[Data items]

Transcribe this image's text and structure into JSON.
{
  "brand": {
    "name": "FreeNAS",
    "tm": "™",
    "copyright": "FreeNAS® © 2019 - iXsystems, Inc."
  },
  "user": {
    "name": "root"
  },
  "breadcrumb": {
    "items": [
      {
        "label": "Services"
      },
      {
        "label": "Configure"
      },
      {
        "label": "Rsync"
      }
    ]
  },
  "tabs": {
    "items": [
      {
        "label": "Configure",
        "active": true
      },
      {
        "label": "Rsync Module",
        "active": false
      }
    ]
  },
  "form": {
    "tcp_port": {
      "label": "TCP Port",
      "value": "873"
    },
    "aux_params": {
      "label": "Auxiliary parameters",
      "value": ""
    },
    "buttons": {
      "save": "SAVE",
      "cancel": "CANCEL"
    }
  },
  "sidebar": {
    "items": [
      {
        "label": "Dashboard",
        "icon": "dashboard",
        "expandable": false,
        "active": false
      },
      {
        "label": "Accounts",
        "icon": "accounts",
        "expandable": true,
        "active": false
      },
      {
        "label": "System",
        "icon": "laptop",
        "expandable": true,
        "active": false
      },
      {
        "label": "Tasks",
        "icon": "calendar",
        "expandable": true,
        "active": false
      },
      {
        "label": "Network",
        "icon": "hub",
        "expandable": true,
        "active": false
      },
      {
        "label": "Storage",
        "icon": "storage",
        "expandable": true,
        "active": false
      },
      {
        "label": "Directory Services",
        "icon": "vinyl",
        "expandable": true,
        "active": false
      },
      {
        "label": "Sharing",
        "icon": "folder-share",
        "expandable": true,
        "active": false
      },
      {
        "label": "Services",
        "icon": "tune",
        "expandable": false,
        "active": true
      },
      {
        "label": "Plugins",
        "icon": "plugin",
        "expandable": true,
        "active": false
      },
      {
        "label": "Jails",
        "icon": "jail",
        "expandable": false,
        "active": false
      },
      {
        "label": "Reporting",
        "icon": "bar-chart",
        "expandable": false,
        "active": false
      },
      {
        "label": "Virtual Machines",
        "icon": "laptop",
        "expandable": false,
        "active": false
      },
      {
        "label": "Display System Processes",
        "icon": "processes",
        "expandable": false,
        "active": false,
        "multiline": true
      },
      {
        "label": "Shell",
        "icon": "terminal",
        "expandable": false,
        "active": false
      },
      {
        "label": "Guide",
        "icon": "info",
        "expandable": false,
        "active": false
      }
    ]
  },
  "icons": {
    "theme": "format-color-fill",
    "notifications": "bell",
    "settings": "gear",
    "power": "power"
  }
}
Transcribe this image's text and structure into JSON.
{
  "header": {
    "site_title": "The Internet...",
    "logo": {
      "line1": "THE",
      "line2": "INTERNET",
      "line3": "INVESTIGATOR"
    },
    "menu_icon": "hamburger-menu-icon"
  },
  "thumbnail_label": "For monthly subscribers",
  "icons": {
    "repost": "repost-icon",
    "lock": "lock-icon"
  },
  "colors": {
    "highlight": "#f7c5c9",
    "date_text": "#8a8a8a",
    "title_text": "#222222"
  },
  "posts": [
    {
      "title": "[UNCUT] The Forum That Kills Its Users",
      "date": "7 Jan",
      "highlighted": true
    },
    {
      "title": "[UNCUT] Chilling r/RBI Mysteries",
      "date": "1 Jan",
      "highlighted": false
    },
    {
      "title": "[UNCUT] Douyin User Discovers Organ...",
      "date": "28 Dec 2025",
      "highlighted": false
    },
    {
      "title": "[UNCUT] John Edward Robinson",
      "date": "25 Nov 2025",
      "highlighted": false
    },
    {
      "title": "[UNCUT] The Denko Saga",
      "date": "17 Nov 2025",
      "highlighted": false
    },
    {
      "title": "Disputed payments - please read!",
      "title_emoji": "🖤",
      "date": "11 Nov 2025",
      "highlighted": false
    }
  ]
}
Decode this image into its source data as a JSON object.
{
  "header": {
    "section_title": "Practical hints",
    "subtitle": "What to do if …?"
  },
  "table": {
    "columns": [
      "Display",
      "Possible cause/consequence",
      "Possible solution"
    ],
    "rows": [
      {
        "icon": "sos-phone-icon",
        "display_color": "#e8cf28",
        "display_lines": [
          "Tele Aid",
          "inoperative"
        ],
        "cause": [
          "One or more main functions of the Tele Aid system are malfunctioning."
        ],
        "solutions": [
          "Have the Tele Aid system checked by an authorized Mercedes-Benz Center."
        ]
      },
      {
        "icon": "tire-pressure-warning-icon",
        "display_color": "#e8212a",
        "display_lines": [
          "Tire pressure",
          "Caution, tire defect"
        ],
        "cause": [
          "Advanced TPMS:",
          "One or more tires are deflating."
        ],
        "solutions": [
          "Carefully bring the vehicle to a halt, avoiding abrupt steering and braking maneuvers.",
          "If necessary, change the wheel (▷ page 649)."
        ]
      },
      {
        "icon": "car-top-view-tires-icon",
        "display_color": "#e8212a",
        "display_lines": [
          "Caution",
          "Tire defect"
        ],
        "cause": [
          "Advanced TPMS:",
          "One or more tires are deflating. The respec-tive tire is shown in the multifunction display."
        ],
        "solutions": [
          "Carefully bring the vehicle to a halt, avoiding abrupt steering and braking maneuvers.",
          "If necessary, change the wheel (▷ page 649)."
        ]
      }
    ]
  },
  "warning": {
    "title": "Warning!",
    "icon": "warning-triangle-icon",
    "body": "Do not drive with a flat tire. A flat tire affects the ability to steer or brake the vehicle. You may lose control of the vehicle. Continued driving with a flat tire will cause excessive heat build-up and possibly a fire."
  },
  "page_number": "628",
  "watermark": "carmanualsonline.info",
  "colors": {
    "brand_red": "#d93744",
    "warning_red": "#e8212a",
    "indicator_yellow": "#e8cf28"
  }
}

• [What the task requires] The records above should be duplicated in full, exactly as given.

• [Answer]
Transcribe this image's text and structure into JSON.
{
  "brand": {
    "name": "FreeNAS",
    "tm": "™",
    "copyright": "FreeNAS® © 2019 - iXsystems, Inc."
  },
  "user": {
    "name": "root"
  },
  "breadcrumb": {
    "items": [
      {
        "label": "Services"
      },
      {
        "label": "Configure"
      },
      {
        "label": "Rsync"
      }
    ]
  },
  "tabs": {
    "items": [
      {
        "label": "Configure",
        "active": true
      },
      {
        "label": "Rsync Module",
        "active": false
      }
    ]
  },
  "form": {
    "tcp_port": {
      "label": "TCP Port",
      "value": "873"
    },
    "aux_params": {
      "label": "Auxiliary parameters",
      "value": ""
    },
    "buttons": {
      "save": "SAVE",
      "cancel": "CANCEL"
    }
  },
  "sidebar": {
    "items": [
      {
        "label": "Dashboard",
        "icon": "dashboard",
        "expandable": false,
        "active": false
      },
      {
        "label": "Accounts",
        "icon": "accounts",
        "expandable": true,
        "active": false
      },
      {
        "label": "System",
        "icon": "laptop",
        "expandable": true,
        "active": false
      },
      {
        "label": "Tasks",
        "icon": "calendar",
        "expandable": true,
        "active": false
      },
      {
        "label": "Network",
        "icon": "hub",
        "expandable": true,
        "active": false
      },
      {
        "label": "Storage",
        "icon": "storage",
        "expandable": true,
        "active": false
      },
      {
        "label": "Directory Services",
        "icon": "vinyl",
        "expandable": true,
        "active": false
      },
      {
        "label": "Sharing",
        "icon": "folder-share",
        "expandable": true,
        "active": false
      },
      {
        "label": "Services",
        "icon": "tune",
        "expandable": false,
        "active": true
      },
      {
        "label": "Plugins",
        "icon": "plugin",
        "expandable": true,
        "active": false
      },
      {
        "label": "Jails",
        "icon": "jail",
        "expandable": false,
        "active": false
      },
      {
        "label": "Reporting",
        "icon": "bar-chart",
        "expandable": false,
        "active": false
      },
      {
        "label": "Virtual Machines",
        "icon": "laptop",
        "expandable": false,
        "active": false
      },
      {
        "label": "Display System Processes",
        "icon": "processes",
        "expandable": false,
        "active": false,
        "multiline": true
      },
      {
        "label": "Shell",
        "icon": "terminal",
        "expandable": false,
        "active": false
      },
      {
        "label": "Guide",
        "icon": "info",
        "expandable": false,
        "active": false
      }
    ]
  },
  "icons": {
    "theme": "format-color-fill",
    "notifications": "bell",
    "settings": "gear",
    "power": "power"
  }
}
Transcribe this image's text and structure into JSON.
{
  "header": {
    "site_title": "The Internet...",
    "logo": {
      "line1": "THE",
      "line2": "INTERNET",
      "line3": "INVESTIGATOR"
    },
    "menu_icon": "hamburger-menu-icon"
  },
  "thumbnail_label": "For monthly subscribers",
  "icons": {
    "repost": "repost-icon",
    "lock": "lock-icon"
  },
  "colors": {
    "highlight": "#f7c5c9",
    "date_text": "#8a8a8a",
    "title_text": "#222222"
  },
  "posts": [
    {
      "title": "[UNCUT] The Forum That Kills Its Users",
      "date": "7 Jan",
      "highlighted": true
    },
    {
      "title": "[UNCUT] Chilling r/RBI Mysteries",
      "date": "1 Jan",
      "highlighted": false
    },
    {
      "title": "[UNCUT] Douyin User Discovers Organ...",
      "date": "28 Dec 2025",
      "highlighted": false
    },
    {
      "title": "[UNCUT] John Edward Robinson",
      "date": "25 Nov 2025",
      "highlighted": false
    },
    {
      "title": "[UNCUT] The Denko Saga",
      "date": "17 Nov 2025",
      "highlighted": false
    },
    {
      "title": "Disputed payments - please read!",
      "title_emoji": "🖤",
      "date": "11 Nov 2025",
      "highlighted": false
    }
  ]
}
Decode this image into its source data as a JSON object.
{
  "header": {
    "section_title": "Practical hints",
    "subtitle": "What to do if …?"
  },
  "table": {
    "columns": [
      "Display",
      "Possible cause/consequence",
      "Possible solution"
    ],
    "rows": [
      {
        "icon": "sos-phone-icon",
        "display_color": "#e8cf28",
        "display_lines": [
          "Tele Aid",
          "inoperative"
        ],
        "cause": [
          "One or more main functions of the Tele Aid system are malfunctioning."
        ],
        "solutions": [
          "Have the Tele Aid system checked by an authorized Mercedes-Benz Center."
        ]
      },
      {
        "icon": "tire-pressure-warning-icon",
        "display_color": "#e8212a",
        "display_lines": [
          "Tire pressure",
          "Caution, tire defect"
        ],
        "cause": [
          "Advanced TPMS:",
          "One or more tires are deflating."
        ],
        "solutions": [
          "Carefully bring the vehicle to a halt, avoiding abrupt steering and braking maneuvers.",
          "If necessary, change the wheel (▷ page 649)."
        ]
      },
      {
        "icon": "car-top-view-tires-icon",
        "display_color": "#e8212a",
        "display_lines": [
          "Caution",
          "Tire defect"
        ],
        "cause": [
          "Advanced TPMS:",
          "One or more tires are deflating. The respec-tive tire is shown in the multifunction display."
        ],
        "solutions": [
          "Carefully bring the vehicle to a halt, avoiding abrupt steering and braking maneuvers.",
          "If necessary, change the wheel (▷ page 649)."
        ]
      }
    ]
  },
  "warning": {
    "title": "Warning!",
    "icon": "warning-triangle-icon",
    "body": "Do not drive with a flat tire. A flat tire affects the ability to steer or brake the vehicle. You may lose control of the vehicle. Continued driving with a flat tire will cause excessive heat build-up and possibly a fire."
  },
  "page_number": "628",
  "watermark": "carmanualsonline.info",
  "colors": {
    "brand_red": "#d93744",
    "warning_red": "#e8212a",
    "indicator_yellow": "#e8cf28"
  }
}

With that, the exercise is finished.